(Data entries for graphics)

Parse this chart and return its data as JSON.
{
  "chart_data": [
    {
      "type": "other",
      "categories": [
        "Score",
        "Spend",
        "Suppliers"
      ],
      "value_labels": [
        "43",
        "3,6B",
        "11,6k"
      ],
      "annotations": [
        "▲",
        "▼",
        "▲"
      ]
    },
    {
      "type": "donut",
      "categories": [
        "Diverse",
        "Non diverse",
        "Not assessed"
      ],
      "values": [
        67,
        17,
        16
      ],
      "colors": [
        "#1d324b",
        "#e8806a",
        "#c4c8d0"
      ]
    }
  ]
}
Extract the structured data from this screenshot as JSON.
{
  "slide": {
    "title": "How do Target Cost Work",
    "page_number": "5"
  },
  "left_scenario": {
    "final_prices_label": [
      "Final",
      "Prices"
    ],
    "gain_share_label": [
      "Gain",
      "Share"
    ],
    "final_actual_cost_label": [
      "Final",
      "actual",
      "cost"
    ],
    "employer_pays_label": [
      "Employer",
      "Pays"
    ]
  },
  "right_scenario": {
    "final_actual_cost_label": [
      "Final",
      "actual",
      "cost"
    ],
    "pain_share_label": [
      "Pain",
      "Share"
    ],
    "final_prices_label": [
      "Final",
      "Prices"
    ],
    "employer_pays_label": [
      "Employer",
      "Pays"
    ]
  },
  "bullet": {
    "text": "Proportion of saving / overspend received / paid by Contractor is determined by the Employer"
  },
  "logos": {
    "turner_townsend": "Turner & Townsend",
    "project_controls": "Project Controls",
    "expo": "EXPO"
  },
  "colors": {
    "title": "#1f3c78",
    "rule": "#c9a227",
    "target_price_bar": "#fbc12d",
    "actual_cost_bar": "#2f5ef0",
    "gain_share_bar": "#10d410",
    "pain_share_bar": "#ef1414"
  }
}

What is being asked -
Return, word for word, every line from the line with "Extract the structured" to the final line of the data.

Task response -
Extract the structured data from this screenshot as JSON.
{
  "slide": {
    "title": "How do Target Cost Work",
    "page_number": "5"
  },
  "left_scenario": {
    "final_prices_label": [
      "Final",
      "Prices"
    ],
    "gain_share_label": [
      "Gain",
      "Share"
    ],
    "final_actual_cost_label": [
      "Final",
      "actual",
      "cost"
    ],
    "employer_pays_label": [
      "Employer",
      "Pays"
    ]
  },
  "right_scenario": {
    "final_actual_cost_label": [
      "Final",
      "actual",
      "cost"
    ],
    "pain_share_label": [
      "Pain",
      "Share"
    ],
    "final_prices_label": [
      "Final",
      "Prices"
    ],
    "employer_pays_label": [
      "Employer",
      "Pays"
    ]
  },
  "bullet": {
    "text": "Proportion of saving / overspend received / paid by Contractor is determined by the Employer"
  },
  "logos": {
    "turner_townsend": "Turner & Townsend",
    "project_controls": "Project Controls",
    "expo": "EXPO"
  },
  "colors": {
    "title": "#1f3c78",
    "rule": "#c9a227",
    "target_price_bar": "#fbc12d",
    "actual_cost_bar": "#2f5ef0",
    "gain_share_bar": "#10d410",
    "pain_share_bar": "#ef1414"
  }
}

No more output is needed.